━━━━━ Entries shown ━━━━━

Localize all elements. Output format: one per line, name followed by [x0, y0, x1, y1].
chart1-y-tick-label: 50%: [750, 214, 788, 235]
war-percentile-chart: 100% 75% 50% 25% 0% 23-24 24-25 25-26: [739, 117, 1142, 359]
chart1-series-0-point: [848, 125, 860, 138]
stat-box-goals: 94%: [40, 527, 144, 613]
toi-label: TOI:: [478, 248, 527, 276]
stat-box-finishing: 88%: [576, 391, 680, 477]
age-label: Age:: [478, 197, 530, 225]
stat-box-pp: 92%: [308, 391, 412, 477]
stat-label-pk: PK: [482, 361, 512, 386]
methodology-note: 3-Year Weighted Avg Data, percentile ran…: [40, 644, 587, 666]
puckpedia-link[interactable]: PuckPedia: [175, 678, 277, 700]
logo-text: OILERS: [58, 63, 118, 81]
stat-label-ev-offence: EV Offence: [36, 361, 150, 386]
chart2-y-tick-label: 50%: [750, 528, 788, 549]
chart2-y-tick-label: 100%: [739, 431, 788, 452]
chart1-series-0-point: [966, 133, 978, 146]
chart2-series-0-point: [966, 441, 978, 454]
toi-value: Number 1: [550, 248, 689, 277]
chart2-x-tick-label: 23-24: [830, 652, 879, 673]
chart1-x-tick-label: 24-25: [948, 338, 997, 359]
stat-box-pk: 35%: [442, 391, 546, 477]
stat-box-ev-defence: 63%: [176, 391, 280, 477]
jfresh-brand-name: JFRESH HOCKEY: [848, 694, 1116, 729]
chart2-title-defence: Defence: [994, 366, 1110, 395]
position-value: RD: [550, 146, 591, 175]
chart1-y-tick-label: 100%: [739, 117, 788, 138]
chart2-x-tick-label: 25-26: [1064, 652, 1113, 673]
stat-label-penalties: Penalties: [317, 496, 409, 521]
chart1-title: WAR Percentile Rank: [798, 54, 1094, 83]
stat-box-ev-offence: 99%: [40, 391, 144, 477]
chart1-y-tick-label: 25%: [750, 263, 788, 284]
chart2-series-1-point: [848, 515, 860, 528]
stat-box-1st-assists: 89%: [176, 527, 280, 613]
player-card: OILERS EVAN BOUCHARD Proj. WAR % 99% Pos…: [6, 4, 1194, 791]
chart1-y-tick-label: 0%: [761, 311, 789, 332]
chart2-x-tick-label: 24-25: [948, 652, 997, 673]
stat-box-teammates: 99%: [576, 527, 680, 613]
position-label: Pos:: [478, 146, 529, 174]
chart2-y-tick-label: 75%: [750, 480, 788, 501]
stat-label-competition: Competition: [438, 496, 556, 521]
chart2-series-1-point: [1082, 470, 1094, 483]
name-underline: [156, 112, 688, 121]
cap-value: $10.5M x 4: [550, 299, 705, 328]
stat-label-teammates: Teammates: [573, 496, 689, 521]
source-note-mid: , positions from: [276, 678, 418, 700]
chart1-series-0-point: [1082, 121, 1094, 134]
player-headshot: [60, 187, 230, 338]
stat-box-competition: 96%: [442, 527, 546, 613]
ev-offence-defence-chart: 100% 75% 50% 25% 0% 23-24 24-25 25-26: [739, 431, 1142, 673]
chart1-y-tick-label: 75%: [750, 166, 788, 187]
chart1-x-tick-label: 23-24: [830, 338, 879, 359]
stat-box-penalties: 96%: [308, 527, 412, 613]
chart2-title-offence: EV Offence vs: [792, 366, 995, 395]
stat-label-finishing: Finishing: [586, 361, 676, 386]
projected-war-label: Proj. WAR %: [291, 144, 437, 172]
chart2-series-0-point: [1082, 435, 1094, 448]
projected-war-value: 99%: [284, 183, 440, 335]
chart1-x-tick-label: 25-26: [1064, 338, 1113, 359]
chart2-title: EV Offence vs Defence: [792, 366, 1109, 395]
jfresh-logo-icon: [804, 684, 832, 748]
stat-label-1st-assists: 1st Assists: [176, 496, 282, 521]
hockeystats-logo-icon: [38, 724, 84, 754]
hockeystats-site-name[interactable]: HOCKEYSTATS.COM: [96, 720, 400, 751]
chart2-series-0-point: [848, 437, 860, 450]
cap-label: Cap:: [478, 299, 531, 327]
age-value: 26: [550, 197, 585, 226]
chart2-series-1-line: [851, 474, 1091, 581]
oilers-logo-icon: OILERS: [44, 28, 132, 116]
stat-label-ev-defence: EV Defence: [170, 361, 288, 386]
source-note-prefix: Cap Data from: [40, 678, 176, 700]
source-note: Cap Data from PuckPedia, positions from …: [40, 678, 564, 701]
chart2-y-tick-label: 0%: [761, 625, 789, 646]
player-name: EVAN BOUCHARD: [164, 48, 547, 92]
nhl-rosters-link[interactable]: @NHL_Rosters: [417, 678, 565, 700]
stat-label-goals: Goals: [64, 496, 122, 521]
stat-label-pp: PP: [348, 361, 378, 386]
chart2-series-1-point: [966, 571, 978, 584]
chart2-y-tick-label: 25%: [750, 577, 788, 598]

━━━━━
━━━━━ Entries shown ━━━━━

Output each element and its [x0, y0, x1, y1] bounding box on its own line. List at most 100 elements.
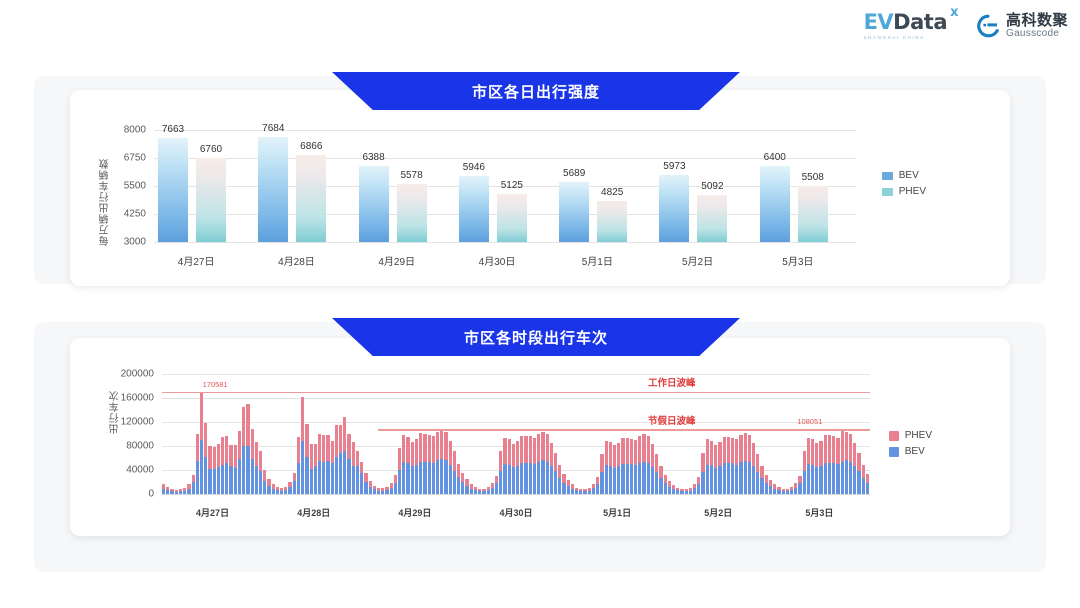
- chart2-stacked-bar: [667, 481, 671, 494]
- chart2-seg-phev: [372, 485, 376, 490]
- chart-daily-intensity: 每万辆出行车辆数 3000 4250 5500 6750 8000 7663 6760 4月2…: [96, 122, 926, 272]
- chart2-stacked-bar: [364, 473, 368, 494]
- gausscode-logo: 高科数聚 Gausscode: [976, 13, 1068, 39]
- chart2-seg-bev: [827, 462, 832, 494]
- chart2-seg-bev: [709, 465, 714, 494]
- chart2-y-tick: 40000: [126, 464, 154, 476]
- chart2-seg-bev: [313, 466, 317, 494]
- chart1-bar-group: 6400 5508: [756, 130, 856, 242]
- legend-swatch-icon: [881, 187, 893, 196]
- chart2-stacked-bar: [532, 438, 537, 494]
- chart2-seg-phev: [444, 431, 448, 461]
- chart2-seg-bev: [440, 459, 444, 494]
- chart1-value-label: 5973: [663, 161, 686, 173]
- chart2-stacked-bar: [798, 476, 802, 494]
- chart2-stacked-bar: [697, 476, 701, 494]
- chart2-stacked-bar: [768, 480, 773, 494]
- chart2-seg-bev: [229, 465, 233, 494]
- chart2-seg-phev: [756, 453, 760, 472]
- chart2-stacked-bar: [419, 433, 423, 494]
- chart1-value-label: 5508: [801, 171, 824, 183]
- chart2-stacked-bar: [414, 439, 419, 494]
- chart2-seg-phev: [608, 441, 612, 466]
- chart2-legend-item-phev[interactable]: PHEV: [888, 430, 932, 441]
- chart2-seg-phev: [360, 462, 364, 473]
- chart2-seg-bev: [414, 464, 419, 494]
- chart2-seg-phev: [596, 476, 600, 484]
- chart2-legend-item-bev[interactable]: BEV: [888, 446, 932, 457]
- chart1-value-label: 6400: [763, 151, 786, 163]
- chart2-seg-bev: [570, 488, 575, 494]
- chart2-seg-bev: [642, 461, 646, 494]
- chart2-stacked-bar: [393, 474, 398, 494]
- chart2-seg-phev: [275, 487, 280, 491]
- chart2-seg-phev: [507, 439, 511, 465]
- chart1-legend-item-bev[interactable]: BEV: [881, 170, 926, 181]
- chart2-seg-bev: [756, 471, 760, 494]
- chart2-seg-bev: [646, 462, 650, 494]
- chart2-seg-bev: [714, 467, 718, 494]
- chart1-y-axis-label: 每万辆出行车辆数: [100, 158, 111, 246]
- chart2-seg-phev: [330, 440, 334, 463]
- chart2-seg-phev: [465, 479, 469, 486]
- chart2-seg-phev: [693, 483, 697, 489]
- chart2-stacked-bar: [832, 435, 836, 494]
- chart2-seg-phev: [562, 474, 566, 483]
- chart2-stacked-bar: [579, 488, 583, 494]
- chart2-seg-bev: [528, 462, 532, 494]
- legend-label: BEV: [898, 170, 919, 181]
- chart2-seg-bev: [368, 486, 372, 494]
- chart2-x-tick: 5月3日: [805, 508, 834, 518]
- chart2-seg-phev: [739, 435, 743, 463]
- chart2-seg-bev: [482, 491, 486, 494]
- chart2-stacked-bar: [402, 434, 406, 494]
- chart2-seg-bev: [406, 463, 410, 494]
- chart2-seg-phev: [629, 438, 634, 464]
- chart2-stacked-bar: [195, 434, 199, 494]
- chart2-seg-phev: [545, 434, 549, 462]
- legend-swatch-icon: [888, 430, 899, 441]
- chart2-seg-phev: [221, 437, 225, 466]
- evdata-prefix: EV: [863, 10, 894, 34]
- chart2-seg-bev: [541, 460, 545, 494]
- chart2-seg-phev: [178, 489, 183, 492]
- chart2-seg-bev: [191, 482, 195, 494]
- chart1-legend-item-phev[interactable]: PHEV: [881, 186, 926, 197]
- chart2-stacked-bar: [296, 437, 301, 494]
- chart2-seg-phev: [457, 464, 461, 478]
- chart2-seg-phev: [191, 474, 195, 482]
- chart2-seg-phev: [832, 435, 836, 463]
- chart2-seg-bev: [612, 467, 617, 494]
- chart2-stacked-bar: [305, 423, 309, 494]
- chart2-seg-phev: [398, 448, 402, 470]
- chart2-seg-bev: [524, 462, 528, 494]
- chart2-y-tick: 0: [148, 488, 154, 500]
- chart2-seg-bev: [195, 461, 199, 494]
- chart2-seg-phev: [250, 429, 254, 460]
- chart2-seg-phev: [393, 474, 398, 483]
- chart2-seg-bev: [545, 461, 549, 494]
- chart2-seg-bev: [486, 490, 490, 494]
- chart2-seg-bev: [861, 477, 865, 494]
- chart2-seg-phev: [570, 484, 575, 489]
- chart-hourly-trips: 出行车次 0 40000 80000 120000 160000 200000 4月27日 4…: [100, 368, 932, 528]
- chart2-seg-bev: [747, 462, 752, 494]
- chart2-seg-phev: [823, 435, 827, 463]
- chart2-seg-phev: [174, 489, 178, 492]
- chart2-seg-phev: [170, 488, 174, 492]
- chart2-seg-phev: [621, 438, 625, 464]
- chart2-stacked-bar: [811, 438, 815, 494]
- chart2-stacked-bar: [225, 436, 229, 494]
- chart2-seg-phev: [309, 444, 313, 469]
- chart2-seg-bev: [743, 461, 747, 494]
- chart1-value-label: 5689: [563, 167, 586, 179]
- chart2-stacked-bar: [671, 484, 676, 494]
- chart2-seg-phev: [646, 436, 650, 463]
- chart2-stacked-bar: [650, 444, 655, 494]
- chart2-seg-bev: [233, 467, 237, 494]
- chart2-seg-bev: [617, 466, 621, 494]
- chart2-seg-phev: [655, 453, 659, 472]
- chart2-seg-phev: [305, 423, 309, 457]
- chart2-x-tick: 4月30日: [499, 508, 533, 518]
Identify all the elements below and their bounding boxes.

━━━━━
━━━━━ Entries shown ━━━━━

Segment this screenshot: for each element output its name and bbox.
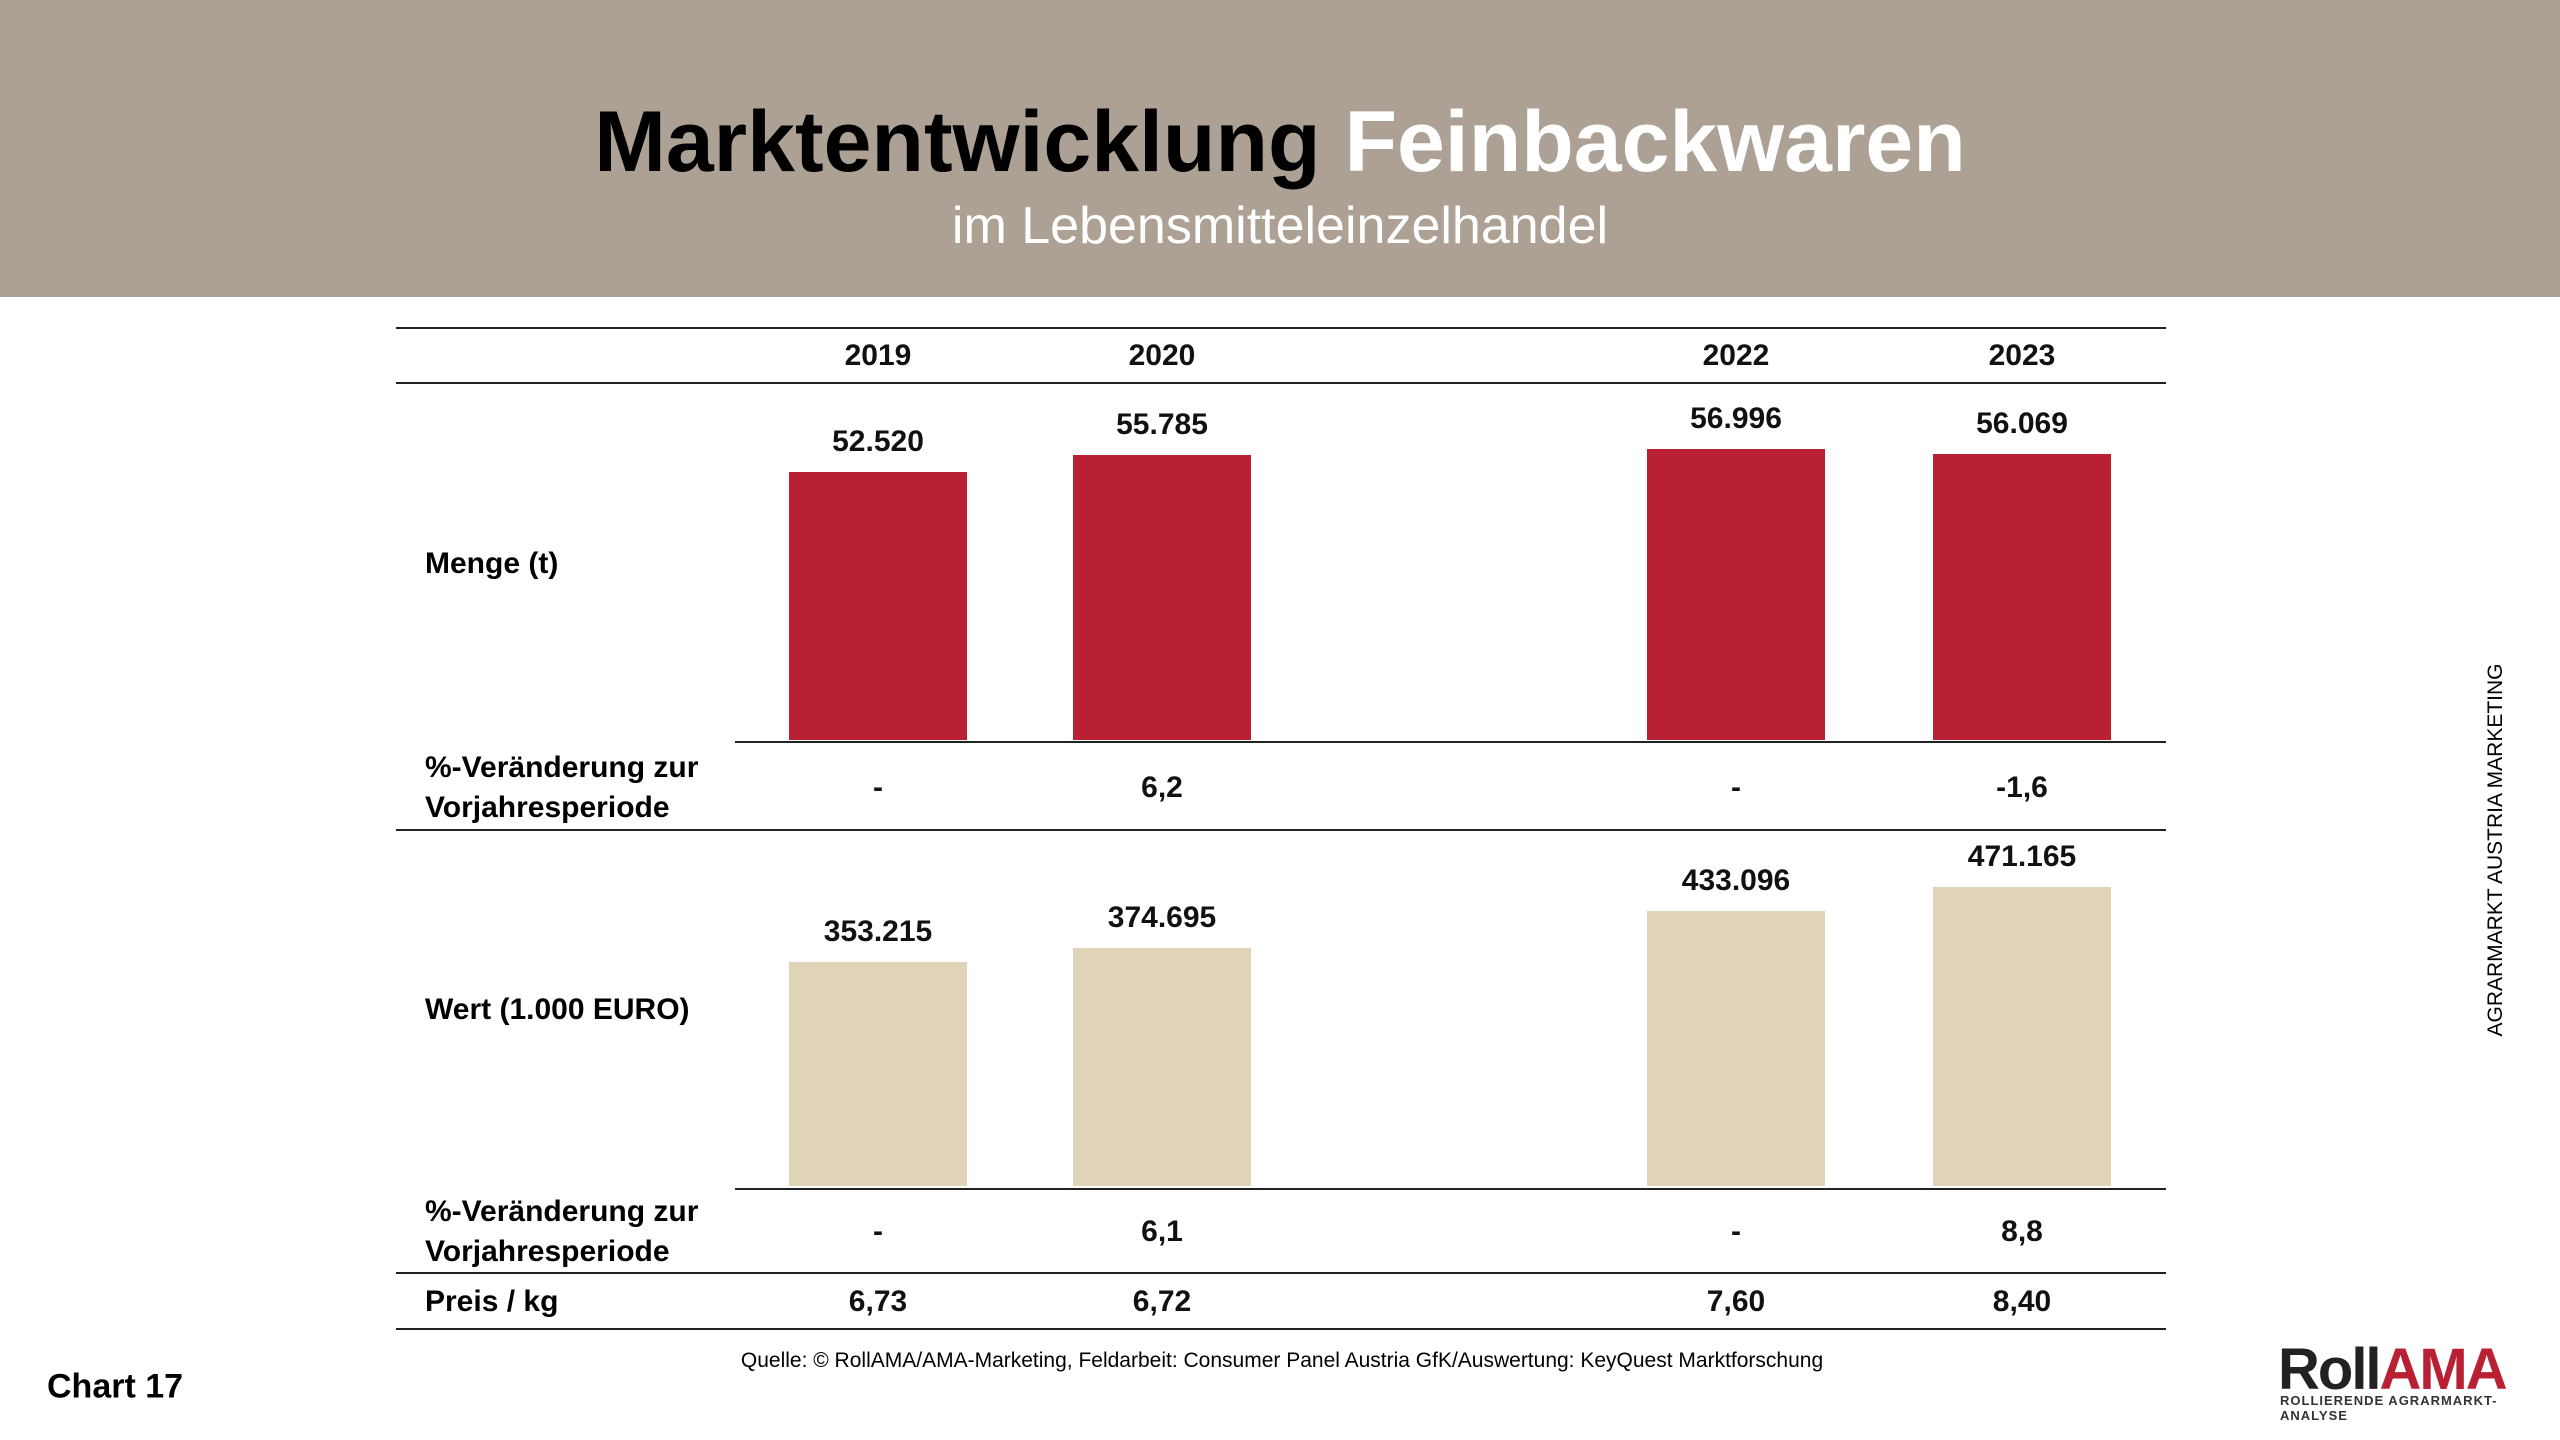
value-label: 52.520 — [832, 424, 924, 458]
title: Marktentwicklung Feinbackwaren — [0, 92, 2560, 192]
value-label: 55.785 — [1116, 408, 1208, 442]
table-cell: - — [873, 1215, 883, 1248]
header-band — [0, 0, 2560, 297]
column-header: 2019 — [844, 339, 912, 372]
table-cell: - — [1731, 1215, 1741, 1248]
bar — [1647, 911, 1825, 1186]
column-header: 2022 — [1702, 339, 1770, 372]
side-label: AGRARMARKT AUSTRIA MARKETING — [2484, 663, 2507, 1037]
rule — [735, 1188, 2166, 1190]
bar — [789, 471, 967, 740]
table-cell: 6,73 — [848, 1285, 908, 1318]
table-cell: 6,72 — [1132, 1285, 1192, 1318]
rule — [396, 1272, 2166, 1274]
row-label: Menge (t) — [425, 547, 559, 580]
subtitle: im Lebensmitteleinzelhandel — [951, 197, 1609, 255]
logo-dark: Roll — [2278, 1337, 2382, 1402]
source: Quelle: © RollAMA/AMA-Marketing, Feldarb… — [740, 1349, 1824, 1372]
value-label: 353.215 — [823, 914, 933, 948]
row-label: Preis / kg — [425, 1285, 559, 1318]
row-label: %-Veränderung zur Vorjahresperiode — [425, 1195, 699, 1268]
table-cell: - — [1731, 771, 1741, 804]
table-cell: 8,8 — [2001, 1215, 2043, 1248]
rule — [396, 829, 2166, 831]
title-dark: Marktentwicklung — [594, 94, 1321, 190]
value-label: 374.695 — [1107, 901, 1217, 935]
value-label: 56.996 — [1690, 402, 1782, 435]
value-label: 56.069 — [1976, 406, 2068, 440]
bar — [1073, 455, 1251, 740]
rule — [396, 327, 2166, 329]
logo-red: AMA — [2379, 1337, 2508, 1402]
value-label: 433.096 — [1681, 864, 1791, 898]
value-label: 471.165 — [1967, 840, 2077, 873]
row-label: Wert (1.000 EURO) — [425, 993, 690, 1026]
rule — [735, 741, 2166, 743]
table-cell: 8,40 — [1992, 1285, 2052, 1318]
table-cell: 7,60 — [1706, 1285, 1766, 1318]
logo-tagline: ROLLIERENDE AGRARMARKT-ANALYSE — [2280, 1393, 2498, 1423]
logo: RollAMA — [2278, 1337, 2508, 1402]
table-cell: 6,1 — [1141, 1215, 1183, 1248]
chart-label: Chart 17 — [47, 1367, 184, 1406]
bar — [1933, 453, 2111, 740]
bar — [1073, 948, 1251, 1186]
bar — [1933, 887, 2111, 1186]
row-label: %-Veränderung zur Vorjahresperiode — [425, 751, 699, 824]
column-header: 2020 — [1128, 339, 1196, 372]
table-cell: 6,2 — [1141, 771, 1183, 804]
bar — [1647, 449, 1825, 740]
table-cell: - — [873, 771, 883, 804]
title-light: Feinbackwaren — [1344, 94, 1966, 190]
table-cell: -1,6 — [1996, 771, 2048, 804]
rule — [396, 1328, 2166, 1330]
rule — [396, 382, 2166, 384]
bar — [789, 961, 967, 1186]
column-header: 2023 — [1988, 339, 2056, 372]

━━━━━

# Objective
Copy the rows starting at the line that contains "- chart2-stacked-bar: [667, 481, 671, 494]" and ending at the line that contains "- chart2-y-tick: 40000: [126, 464, 154, 476]", both included.

# Expected answer
- chart2-stacked-bar: [667, 481, 671, 494]
- chart2-seg-phev: [372, 485, 376, 490]
- chart-daily-intensity: 每万辆出行车辆数 3000 4250 5500 6750 8000 7663 6760 4月2…: [96, 122, 926, 272]
- chart2-stacked-bar: [364, 473, 368, 494]
- gausscode-logo: 高科数聚 Gausscode: [976, 13, 1068, 39]
- chart2-seg-bev: [827, 462, 832, 494]
- chart2-seg-bev: [709, 465, 714, 494]
- chart2-y-tick: 40000: [126, 464, 154, 476]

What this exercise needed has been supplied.